_PROBLEM REQUIREMENTS:_
Check every line of the data below for the string "системы", and copy the ones that hold it.

_Raw records:_

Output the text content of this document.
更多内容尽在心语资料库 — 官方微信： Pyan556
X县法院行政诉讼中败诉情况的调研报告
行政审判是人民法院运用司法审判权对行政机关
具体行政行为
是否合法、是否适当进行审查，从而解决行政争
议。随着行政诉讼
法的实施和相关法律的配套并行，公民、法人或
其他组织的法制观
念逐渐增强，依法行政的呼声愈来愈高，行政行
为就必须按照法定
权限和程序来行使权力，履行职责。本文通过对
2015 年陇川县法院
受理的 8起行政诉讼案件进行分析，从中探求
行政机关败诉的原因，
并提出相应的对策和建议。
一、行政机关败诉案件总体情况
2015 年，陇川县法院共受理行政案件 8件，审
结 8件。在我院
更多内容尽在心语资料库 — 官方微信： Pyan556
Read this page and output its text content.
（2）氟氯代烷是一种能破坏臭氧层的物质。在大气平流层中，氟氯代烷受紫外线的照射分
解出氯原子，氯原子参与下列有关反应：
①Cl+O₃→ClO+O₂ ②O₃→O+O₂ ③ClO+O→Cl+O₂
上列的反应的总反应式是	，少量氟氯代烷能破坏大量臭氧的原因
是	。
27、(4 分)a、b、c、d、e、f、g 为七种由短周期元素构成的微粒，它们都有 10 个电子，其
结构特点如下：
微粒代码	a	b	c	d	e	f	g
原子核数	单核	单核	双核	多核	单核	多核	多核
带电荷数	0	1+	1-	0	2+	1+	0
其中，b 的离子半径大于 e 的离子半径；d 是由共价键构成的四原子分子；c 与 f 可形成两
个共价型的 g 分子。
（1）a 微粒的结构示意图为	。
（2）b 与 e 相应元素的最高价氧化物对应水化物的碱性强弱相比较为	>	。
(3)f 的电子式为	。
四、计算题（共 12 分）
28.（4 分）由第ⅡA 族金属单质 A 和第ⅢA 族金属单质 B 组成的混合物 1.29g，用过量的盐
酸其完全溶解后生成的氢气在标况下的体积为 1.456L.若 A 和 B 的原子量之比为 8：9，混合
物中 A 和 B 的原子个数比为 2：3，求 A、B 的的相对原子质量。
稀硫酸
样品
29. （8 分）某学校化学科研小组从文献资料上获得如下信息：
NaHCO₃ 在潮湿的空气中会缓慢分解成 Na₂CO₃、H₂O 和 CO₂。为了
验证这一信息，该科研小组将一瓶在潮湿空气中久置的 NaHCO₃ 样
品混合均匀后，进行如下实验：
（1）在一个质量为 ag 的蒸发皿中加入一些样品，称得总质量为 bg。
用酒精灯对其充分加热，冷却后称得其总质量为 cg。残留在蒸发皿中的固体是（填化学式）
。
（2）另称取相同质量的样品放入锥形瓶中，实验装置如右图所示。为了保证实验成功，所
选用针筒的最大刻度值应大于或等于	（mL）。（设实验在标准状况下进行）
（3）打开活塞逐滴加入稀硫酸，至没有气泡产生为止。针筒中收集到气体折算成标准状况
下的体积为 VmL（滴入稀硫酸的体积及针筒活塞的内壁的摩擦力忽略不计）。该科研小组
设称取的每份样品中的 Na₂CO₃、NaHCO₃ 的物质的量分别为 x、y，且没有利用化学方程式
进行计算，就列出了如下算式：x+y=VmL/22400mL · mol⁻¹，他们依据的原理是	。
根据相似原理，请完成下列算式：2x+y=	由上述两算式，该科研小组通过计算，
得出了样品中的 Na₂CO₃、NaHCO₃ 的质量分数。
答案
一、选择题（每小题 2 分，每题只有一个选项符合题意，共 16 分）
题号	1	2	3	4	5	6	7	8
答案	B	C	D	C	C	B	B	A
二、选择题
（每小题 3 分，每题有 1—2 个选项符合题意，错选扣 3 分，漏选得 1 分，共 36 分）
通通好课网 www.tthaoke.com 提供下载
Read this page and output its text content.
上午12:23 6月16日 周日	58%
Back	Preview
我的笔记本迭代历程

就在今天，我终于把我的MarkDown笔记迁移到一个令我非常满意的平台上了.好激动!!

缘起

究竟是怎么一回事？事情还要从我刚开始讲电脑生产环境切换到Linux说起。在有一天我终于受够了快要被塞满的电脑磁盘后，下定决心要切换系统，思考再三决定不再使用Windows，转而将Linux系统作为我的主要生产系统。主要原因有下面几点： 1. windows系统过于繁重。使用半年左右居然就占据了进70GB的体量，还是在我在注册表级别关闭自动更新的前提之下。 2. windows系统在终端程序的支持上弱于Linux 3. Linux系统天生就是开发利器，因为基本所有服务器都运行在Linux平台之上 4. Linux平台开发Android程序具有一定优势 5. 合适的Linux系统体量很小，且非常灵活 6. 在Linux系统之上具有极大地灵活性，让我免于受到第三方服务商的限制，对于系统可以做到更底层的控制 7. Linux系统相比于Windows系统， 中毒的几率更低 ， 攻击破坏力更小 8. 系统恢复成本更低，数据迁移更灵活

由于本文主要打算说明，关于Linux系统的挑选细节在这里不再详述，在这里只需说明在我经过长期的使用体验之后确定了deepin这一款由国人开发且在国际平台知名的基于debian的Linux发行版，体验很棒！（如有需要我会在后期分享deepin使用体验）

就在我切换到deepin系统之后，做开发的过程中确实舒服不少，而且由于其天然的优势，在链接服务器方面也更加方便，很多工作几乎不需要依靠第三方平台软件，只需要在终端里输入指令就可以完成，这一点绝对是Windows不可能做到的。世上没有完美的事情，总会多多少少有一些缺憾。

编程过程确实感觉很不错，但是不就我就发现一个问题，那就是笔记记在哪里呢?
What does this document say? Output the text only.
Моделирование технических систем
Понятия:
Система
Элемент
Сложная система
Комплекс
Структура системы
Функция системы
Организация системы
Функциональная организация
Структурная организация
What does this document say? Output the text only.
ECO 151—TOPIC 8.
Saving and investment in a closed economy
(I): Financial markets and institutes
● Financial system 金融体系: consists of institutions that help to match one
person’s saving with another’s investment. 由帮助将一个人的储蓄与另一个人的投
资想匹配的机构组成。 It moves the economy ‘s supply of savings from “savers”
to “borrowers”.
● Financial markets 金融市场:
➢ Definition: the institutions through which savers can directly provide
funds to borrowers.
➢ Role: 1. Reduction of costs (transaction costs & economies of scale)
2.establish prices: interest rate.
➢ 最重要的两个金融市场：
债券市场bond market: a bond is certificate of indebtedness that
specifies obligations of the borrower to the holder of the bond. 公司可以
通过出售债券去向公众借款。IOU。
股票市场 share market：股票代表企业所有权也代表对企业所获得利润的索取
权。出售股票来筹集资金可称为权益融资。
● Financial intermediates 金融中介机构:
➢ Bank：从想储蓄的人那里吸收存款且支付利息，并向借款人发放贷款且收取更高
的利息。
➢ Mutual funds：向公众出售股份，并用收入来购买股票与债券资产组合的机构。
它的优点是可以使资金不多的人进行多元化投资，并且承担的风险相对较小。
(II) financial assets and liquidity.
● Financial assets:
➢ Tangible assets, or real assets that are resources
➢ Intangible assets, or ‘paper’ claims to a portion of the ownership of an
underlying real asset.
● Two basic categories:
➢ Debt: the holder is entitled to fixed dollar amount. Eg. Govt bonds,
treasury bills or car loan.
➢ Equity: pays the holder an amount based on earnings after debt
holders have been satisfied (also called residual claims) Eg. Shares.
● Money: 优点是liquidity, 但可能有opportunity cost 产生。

_EXERCISE OUTPUT:_
Структура системы
Функция системы
Организация системы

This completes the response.